Records excerpted from a collection:

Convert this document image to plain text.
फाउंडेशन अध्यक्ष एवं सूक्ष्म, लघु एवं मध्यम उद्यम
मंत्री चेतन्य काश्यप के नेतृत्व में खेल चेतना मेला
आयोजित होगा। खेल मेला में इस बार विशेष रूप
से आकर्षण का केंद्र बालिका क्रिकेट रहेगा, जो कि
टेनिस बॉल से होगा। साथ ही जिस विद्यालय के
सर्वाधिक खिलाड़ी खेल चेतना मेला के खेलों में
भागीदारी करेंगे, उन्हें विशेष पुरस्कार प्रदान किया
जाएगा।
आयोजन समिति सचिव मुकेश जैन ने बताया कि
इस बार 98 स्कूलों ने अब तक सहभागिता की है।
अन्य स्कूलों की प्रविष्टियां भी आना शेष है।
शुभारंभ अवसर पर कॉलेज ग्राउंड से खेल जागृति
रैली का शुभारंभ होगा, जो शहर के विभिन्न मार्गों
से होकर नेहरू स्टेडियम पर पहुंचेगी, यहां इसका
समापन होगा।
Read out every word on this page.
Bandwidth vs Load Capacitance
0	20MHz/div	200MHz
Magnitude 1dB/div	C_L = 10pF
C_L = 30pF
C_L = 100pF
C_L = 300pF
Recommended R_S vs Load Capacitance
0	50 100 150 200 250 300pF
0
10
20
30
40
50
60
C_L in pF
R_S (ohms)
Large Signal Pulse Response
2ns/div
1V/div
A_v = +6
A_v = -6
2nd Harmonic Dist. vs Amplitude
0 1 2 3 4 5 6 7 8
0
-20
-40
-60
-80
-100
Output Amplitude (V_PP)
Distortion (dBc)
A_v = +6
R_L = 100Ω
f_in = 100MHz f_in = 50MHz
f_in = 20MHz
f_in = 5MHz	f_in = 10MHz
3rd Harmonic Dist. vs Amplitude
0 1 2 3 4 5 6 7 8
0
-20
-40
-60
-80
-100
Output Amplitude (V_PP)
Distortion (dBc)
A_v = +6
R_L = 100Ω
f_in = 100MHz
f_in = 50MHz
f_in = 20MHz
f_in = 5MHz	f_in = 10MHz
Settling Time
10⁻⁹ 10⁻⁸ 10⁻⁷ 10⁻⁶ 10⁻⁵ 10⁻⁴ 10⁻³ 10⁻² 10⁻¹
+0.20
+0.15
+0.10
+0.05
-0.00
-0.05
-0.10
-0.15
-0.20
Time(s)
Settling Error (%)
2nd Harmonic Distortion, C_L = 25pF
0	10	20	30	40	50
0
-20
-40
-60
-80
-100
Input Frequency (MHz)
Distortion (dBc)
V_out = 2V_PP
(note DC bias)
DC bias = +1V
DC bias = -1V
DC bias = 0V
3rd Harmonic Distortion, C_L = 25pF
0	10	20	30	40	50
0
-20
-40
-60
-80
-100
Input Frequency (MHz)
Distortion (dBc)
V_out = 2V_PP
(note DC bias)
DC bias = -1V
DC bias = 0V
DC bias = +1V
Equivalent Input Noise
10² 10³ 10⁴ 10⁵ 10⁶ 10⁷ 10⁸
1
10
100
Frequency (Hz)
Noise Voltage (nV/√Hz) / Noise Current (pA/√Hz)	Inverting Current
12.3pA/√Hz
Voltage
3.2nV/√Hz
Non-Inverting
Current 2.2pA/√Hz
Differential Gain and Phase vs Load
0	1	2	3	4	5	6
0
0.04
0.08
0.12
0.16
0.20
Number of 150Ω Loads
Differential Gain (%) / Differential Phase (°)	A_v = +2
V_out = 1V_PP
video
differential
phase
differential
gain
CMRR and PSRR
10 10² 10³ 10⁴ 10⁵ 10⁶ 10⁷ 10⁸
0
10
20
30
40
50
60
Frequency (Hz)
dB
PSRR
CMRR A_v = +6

(Request):
Your task is to transcribe the listing above in full, exactly as given.

(The answer):
Convert this document image to plain text.
फाउंडेशन अध्यक्ष एवं सूक्ष्म, लघु एवं मध्यम उद्यम
मंत्री चेतन्य काश्यप के नेतृत्व में खेल चेतना मेला
आयोजित होगा। खेल मेला में इस बार विशेष रूप
से आकर्षण का केंद्र बालिका क्रिकेट रहेगा, जो कि
टेनिस बॉल से होगा। साथ ही जिस विद्यालय के
सर्वाधिक खिलाड़ी खेल चेतना मेला के खेलों में
भागीदारी करेंगे, उन्हें विशेष पुरस्कार प्रदान किया
जाएगा।
आयोजन समिति सचिव मुकेश जैन ने बताया कि
इस बार 98 स्कूलों ने अब तक सहभागिता की है।
अन्य स्कूलों की प्रविष्टियां भी आना शेष है।
शुभारंभ अवसर पर कॉलेज ग्राउंड से खेल जागृति
रैली का शुभारंभ होगा, जो शहर के विभिन्न मार्गों
से होकर नेहरू स्टेडियम पर पहुंचेगी, यहां इसका
समापन होगा।
Read out every word on this page.
Bandwidth vs Load Capacitance
0	20MHz/div	200MHz
Magnitude 1dB/div	C_L = 10pF
C_L = 30pF
C_L = 100pF
C_L = 300pF
Recommended R_S vs Load Capacitance
0	50 100 150 200 250 300pF
0
10
20
30
40
50
60
C_L in pF
R_S (ohms)
Large Signal Pulse Response
2ns/div
1V/div
A_v = +6
A_v = -6
2nd Harmonic Dist. vs Amplitude
0 1 2 3 4 5 6 7 8
0
-20
-40
-60
-80
-100
Output Amplitude (V_PP)
Distortion (dBc)
A_v = +6
R_L = 100Ω
f_in = 100MHz f_in = 50MHz
f_in = 20MHz
f_in = 5MHz	f_in = 10MHz
3rd Harmonic Dist. vs Amplitude
0 1 2 3 4 5 6 7 8
0
-20
-40
-60
-80
-100
Output Amplitude (V_PP)
Distortion (dBc)
A_v = +6
R_L = 100Ω
f_in = 100MHz
f_in = 50MHz
f_in = 20MHz
f_in = 5MHz	f_in = 10MHz
Settling Time
10⁻⁹ 10⁻⁸ 10⁻⁷ 10⁻⁶ 10⁻⁵ 10⁻⁴ 10⁻³ 10⁻² 10⁻¹
+0.20
+0.15
+0.10
+0.05
-0.00
-0.05
-0.10
-0.15
-0.20
Time(s)
Settling Error (%)
2nd Harmonic Distortion, C_L = 25pF
0	10	20	30	40	50
0
-20
-40
-60
-80
-100
Input Frequency (MHz)
Distortion (dBc)
V_out = 2V_PP
(note DC bias)
DC bias = +1V
DC bias = -1V
DC bias = 0V
3rd Harmonic Distortion, C_L = 25pF
0	10	20	30	40	50
0
-20
-40
-60
-80
-100
Input Frequency (MHz)
Distortion (dBc)
V_out = 2V_PP
(note DC bias)
DC bias = -1V
DC bias = 0V
DC bias = +1V
Equivalent Input Noise
10² 10³ 10⁴ 10⁵ 10⁶ 10⁷ 10⁸
1
10
100
Frequency (Hz)
Noise Voltage (nV/√Hz) / Noise Current (pA/√Hz)	Inverting Current
12.3pA/√Hz
Voltage
3.2nV/√Hz
Non-Inverting
Current 2.2pA/√Hz
Differential Gain and Phase vs Load
0	1	2	3	4	5	6
0
0.04
0.08
0.12
0.16
0.20
Number of 150Ω Loads
Differential Gain (%) / Differential Phase (°)	A_v = +2
V_out = 1V_PP
video
differential
phase
differential
gain
CMRR and PSRR
10 10² 10³ 10⁴ 10⁵ 10⁶ 10⁷ 10⁸
0
10
20
30
40
50
60
Frequency (Hz)
dB
PSRR
CMRR A_v = +6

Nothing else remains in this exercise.